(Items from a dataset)
╭──

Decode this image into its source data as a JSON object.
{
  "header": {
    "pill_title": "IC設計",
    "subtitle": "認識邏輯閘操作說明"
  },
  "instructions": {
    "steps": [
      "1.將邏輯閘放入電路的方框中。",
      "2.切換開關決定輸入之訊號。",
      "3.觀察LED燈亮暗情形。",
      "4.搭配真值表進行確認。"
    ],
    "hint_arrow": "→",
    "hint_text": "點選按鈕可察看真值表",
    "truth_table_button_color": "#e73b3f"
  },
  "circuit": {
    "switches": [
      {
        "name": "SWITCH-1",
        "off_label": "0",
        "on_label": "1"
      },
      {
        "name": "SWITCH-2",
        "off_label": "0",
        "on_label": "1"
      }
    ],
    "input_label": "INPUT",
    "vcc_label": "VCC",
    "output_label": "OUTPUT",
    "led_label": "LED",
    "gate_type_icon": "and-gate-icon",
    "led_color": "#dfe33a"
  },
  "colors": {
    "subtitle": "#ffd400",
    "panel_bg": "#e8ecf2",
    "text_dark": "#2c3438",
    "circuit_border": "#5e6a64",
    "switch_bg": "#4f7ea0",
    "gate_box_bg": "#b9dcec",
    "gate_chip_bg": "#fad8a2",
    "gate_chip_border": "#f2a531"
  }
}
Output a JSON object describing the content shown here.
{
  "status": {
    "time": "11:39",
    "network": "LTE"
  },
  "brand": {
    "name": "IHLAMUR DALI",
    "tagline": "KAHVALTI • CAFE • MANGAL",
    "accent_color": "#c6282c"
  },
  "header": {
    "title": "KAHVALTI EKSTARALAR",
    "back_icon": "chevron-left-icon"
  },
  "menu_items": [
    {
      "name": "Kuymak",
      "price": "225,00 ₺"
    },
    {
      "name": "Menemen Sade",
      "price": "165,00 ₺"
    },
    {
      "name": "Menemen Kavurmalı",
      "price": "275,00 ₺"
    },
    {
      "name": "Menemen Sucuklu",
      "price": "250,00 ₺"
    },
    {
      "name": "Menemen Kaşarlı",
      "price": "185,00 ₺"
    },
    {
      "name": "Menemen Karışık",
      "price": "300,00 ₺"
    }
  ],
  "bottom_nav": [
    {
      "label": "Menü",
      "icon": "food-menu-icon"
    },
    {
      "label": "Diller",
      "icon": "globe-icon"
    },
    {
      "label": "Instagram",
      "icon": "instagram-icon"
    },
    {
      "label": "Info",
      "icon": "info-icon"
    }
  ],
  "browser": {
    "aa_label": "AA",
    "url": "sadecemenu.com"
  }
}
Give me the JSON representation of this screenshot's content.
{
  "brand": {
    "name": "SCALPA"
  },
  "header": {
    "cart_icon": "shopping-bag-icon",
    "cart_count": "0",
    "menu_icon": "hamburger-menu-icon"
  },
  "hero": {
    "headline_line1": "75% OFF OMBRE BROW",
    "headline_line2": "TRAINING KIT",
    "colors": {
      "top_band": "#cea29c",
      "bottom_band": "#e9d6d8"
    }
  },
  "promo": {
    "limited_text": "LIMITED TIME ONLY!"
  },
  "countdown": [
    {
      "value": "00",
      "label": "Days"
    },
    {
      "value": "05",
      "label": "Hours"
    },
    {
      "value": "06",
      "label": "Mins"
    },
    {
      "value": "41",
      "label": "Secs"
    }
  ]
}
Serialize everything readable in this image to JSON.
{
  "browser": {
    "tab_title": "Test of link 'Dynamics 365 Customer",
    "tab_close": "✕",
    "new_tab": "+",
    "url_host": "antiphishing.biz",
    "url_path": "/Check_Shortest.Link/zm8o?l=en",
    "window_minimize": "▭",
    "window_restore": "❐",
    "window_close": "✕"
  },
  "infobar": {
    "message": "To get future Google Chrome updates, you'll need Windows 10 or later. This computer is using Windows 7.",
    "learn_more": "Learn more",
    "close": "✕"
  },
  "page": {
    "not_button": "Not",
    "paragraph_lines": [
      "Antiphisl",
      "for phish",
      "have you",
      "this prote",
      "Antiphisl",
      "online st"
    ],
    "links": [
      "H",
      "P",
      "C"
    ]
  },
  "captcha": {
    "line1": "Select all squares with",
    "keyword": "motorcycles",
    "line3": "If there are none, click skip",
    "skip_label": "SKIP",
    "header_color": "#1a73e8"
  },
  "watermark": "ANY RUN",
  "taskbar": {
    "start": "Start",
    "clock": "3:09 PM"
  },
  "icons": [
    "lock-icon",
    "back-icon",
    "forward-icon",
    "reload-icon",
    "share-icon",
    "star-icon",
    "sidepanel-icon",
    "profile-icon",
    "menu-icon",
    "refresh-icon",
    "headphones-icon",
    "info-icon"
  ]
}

╰──

## Your task
Extract every line of the records above that contains the word "subtitle".

## Full output
    "subtitle": "認識邏輯閘操作說明"
    "subtitle": "#ffd400",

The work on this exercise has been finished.